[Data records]
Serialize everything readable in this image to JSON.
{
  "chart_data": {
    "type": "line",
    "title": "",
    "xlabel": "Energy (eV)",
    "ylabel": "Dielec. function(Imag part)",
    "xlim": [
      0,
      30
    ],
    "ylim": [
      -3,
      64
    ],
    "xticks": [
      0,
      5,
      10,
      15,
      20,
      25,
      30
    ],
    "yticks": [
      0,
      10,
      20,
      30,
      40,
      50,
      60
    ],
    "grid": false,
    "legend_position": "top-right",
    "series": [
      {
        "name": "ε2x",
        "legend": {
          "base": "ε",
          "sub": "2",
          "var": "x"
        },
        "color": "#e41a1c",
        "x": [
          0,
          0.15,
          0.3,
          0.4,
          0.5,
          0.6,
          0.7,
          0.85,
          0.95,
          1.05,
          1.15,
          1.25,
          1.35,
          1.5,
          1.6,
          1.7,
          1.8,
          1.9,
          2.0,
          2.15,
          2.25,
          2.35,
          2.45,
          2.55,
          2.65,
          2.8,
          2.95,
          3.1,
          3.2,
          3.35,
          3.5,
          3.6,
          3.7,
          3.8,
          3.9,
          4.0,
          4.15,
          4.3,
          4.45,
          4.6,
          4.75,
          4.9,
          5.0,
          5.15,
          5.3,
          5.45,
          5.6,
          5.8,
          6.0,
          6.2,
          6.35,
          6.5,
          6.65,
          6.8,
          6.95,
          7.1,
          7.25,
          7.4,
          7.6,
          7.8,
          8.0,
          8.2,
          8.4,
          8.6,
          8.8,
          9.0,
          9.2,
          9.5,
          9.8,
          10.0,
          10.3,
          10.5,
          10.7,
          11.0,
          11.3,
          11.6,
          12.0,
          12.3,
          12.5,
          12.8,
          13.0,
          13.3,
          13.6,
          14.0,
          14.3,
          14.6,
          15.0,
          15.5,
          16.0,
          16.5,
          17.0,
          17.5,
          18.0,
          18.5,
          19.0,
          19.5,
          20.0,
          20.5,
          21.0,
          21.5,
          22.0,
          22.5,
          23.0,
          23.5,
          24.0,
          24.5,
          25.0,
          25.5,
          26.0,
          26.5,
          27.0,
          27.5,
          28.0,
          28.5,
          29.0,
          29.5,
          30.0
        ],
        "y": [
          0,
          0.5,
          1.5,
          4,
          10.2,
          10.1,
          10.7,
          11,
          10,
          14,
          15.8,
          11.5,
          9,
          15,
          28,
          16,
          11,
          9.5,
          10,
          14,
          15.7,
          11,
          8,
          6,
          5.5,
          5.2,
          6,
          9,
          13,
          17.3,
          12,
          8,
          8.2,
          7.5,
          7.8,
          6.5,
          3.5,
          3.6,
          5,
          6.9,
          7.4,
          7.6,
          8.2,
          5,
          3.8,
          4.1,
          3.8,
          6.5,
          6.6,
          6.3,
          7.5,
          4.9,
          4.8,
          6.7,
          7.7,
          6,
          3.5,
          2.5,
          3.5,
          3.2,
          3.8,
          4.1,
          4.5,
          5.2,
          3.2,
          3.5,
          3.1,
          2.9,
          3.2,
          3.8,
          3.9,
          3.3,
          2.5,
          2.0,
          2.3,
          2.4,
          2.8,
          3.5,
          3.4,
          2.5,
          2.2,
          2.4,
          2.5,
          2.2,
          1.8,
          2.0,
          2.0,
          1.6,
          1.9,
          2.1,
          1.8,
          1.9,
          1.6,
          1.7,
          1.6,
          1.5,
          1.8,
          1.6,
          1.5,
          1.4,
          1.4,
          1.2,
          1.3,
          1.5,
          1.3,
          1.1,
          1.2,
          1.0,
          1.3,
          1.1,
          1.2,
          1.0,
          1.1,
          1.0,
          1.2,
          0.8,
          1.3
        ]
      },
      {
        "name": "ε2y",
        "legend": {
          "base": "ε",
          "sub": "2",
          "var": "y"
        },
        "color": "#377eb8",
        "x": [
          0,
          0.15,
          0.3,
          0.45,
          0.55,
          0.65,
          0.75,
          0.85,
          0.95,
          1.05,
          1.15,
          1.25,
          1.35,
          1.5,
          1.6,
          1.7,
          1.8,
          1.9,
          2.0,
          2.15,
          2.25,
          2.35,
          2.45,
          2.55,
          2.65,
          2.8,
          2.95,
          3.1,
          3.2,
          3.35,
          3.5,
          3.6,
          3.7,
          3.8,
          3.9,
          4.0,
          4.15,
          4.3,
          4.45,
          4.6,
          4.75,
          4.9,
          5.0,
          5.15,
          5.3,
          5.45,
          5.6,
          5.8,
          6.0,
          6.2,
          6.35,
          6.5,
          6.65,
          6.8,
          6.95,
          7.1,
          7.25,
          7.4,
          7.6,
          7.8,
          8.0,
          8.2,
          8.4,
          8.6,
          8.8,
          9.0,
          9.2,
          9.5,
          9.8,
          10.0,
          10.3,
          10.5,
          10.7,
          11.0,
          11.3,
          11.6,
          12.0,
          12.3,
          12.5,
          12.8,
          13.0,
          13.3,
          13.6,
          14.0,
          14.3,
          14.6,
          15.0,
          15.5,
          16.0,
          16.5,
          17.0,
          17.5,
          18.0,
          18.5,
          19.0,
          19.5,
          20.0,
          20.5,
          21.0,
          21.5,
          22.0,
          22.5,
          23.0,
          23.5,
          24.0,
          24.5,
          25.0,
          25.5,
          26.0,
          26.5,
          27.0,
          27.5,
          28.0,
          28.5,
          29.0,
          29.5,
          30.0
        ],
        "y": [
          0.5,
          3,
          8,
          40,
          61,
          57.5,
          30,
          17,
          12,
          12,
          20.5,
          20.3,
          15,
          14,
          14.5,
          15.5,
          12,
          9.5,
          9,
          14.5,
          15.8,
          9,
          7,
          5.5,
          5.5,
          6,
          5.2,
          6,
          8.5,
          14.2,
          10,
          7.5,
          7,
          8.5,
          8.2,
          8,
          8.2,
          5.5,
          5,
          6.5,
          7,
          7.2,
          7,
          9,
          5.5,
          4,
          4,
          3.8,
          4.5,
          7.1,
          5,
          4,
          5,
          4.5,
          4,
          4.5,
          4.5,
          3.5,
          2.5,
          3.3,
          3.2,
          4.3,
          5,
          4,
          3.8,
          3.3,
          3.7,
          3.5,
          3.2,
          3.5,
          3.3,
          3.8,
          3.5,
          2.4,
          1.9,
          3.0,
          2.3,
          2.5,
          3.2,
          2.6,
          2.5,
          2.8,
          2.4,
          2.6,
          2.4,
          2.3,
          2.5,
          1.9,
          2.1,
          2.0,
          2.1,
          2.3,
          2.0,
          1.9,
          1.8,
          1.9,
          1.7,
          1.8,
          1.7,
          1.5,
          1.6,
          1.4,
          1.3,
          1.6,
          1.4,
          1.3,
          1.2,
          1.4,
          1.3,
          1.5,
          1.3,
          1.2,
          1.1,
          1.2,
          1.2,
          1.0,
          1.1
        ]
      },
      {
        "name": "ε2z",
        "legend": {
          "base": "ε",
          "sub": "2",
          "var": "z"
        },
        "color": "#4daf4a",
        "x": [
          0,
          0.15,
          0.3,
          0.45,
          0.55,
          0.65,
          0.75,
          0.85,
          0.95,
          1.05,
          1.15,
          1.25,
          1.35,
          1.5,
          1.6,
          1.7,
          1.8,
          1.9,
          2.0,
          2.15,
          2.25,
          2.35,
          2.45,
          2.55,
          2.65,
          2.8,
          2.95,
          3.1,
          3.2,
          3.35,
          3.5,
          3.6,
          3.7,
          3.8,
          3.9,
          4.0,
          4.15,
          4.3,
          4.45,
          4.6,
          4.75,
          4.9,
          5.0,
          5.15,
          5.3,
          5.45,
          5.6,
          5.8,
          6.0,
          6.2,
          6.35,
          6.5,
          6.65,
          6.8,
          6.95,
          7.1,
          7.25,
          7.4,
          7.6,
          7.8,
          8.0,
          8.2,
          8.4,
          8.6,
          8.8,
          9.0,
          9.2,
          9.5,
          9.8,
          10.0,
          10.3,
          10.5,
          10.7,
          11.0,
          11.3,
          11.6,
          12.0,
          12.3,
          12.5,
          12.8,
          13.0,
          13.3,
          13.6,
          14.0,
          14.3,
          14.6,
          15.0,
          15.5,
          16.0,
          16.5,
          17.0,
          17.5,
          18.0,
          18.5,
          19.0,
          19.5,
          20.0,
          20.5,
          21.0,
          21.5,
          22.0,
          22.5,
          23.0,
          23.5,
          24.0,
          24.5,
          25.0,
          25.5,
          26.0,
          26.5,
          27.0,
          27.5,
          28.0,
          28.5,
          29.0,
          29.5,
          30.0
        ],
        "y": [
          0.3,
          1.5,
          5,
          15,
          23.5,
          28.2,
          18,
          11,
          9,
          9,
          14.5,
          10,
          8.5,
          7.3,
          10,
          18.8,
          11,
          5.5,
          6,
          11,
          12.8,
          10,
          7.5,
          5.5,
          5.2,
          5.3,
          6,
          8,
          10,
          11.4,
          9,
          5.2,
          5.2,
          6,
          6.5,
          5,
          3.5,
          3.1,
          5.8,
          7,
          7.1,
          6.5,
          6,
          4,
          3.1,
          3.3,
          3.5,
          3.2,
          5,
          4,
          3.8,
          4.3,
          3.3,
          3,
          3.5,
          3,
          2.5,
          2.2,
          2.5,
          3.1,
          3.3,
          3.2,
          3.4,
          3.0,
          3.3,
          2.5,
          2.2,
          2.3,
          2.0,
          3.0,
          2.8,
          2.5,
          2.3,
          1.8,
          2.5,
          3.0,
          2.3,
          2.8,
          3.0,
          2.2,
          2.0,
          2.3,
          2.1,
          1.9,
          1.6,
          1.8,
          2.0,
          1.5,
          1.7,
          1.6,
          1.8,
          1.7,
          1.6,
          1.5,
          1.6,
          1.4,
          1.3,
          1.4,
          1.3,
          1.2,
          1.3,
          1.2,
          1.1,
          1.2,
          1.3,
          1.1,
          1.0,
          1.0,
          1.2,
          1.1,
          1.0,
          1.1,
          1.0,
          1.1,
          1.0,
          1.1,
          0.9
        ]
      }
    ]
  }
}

# What the exercise asks:
Among the records above, find each line holding the string "color" and pull it out.

# The reply:
        "color": "#e41a1c",
        "color": "#377eb8",
        "color": "#4daf4a",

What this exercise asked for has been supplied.